■ **Teks yang Disediakan**

--- --- ---

Keamaan di Gelgel berlangsung singkat. Pemberontakan kembali terjadi. Kali ini dilakukan oleh Patih Gusti Agung Maruthi (Keturanan Arya Kepakisan) pada tahun 1651.

Pemberontakan Maruthi berhasil menduduki keraton Gelgel. Dalem Dimade berserta keluarga dan 300 pengikut yang setia melarikan diri menuju Desa Guliang. Di desa Guliang, Dalem Di Made mendirikan keraton yang baru dan menyatakan dirinya masih tetap sebagai raja  Bali yang sah.   

Para Arya yang tersebar tidak memberikan pengakuan pada kekuasaan Maruthi di Gelgel. Mereka mulai membangun kekuasaannya di wilayahnya masing-masing terlepas dari  kekuasaan Gelgel yang dipegang oleh Maruthi.

--- --- ---

■ **Bahan Kajian**
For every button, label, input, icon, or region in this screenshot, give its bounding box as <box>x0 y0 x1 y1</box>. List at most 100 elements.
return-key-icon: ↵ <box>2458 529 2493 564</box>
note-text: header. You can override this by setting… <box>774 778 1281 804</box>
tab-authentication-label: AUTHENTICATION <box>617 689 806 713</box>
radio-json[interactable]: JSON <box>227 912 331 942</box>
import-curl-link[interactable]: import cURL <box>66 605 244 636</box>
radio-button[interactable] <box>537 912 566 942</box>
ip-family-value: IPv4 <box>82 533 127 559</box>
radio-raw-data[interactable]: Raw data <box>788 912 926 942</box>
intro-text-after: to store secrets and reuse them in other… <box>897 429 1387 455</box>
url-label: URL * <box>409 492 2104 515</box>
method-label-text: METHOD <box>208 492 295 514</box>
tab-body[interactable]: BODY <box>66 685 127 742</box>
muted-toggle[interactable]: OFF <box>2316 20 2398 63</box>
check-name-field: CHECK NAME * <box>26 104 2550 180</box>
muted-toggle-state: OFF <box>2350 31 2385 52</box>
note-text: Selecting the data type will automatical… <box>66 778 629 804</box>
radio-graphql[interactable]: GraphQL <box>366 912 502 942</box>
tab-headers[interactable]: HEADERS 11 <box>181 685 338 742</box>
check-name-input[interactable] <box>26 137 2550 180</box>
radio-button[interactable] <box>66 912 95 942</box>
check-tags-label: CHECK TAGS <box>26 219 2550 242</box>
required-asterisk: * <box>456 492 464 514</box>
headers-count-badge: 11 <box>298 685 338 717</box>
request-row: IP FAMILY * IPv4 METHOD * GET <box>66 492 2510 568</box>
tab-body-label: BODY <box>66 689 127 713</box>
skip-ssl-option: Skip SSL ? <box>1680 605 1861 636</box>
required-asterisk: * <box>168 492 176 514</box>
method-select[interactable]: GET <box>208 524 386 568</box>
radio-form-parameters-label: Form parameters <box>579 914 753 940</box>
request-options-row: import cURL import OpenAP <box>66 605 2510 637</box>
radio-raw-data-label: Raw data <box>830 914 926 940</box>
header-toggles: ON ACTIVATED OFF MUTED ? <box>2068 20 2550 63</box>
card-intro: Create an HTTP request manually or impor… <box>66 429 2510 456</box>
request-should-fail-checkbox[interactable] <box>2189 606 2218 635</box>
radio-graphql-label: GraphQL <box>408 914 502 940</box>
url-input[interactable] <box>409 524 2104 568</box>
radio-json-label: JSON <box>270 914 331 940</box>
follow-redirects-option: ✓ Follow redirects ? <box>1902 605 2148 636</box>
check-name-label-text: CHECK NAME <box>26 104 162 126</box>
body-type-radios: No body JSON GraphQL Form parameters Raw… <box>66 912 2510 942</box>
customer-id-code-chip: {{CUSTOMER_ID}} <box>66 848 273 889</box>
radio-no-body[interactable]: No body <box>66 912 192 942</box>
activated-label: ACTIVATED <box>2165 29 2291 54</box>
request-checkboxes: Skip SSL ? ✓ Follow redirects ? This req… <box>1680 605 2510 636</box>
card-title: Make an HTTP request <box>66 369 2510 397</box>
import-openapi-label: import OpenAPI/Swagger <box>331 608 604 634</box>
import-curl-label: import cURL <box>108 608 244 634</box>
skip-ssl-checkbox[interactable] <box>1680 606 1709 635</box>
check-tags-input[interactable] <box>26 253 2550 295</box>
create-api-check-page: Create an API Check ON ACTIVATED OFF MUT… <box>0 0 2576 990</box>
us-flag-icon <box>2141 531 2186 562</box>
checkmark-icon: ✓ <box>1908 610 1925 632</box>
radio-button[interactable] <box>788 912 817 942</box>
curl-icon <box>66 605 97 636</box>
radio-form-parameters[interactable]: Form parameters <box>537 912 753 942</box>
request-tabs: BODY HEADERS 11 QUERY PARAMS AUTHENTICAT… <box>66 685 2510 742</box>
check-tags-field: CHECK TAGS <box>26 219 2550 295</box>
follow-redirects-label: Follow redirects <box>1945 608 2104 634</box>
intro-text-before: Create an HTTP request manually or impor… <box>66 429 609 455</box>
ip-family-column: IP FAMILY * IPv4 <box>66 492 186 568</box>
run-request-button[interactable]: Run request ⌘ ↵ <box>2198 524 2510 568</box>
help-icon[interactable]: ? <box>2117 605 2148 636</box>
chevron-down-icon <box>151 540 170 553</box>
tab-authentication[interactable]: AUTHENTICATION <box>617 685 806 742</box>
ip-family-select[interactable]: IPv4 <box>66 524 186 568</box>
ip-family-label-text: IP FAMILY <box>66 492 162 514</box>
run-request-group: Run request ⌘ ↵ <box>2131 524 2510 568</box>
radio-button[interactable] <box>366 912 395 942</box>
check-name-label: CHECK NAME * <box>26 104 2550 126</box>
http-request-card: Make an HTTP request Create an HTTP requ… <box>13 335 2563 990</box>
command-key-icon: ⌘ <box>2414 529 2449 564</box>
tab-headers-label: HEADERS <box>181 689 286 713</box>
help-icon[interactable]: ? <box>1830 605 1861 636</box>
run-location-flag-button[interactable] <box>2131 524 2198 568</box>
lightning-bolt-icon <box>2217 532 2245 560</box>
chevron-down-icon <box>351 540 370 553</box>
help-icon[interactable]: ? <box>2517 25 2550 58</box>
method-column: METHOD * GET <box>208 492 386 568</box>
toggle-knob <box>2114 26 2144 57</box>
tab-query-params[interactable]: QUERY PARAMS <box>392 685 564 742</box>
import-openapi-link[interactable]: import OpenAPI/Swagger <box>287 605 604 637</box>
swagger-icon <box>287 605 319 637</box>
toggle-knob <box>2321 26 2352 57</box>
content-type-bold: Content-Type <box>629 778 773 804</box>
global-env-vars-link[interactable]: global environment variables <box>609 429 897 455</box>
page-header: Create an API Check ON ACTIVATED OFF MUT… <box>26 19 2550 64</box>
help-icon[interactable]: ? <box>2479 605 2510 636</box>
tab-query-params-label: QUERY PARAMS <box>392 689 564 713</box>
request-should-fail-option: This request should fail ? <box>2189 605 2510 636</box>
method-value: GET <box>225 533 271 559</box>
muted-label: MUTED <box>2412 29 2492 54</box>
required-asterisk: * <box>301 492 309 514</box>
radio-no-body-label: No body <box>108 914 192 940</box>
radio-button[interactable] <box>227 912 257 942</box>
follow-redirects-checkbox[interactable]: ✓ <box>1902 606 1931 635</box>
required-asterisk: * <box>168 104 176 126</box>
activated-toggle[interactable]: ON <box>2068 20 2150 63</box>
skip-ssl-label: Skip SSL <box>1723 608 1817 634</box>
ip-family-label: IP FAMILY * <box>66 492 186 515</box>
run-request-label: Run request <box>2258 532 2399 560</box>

--- --- ---

■ **Kegiatan 1**
Daftarkan semua nama tempat geografis yang disebut dalam teks tentang pemberontakan Maruthi.
■ **Kegiatan 2**
Salin tanpa perubahan bagian teks tentang pemberontakan Maruthi mulai dari "Pemberontakan Maruthi berhasil" sampai "dipegang oleh Maruthi.".

■ **Penyelesaian Soal 1**
- Gelgel
- Guliang
- Bali

■ **Penyelesaian Soal 2**
Pemberontakan Maruthi berhasil menduduki keraton Gelgel. Dalem Dimade berserta keluarga dan 300 pengikut yang setia melarikan diri menuju Desa Guliang. Di desa Guliang, Dalem Di Made mendirikan keraton yang baru dan menyatakan dirinya masih tetap sebagai raja  Bali yang sah.   

Para Arya yang tersebar tidak memberikan pengakuan pada kekuasaan Maruthi di Gelgel. Mereka mulai membangun kekuasaannya di wilayahnya masing-masing terlepas dari  kekuasaan Gelgel yang dipegang oleh Maruthi.